TASK INPUT
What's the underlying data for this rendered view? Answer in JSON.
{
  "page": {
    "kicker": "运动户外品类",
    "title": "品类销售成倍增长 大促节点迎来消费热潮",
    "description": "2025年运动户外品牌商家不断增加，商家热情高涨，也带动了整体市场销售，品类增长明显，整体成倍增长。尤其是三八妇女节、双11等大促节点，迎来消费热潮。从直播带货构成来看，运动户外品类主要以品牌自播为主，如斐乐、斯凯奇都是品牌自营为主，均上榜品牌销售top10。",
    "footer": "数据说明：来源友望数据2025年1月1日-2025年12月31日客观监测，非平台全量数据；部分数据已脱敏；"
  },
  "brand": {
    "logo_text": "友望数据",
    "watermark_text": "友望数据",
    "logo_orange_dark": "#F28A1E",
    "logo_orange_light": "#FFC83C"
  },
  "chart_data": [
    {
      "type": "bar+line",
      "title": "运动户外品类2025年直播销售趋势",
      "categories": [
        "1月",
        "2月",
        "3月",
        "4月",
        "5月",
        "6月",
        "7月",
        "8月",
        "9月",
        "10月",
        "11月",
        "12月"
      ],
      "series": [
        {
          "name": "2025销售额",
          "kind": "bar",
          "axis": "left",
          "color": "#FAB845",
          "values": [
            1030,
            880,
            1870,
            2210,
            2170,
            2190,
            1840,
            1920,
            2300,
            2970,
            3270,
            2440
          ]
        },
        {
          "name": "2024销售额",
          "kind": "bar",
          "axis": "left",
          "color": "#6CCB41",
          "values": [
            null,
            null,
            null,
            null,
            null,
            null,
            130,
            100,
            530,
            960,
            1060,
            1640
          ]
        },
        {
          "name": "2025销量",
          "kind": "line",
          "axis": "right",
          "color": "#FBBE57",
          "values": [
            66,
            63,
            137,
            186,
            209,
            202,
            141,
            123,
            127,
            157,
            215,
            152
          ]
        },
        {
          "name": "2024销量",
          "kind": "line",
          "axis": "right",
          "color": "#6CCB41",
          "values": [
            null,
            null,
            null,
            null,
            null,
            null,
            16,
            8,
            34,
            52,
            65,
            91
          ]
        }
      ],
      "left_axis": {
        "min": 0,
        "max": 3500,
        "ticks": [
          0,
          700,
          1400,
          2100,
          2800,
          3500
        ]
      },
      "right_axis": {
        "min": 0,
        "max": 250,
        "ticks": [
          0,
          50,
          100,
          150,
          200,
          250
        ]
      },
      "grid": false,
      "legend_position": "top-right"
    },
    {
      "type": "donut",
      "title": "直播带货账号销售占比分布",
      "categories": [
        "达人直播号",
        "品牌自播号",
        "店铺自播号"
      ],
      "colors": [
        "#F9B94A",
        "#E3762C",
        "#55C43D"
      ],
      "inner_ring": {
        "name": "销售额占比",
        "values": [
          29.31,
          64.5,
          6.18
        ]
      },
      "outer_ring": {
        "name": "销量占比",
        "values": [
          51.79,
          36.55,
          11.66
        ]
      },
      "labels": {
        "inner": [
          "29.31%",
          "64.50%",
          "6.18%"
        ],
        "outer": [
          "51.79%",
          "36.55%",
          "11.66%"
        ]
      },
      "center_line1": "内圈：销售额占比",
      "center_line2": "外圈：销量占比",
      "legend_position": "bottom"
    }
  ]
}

YOUR TASK
Copy every line of the data that holds the string "name".

THE RESPONSE
          "name": "2025销售额",
          "name": "2024销售额",
          "name": "2025销量",
          "name": "2024销量",
        "name": "销售额占比",
        "name": "销量占比",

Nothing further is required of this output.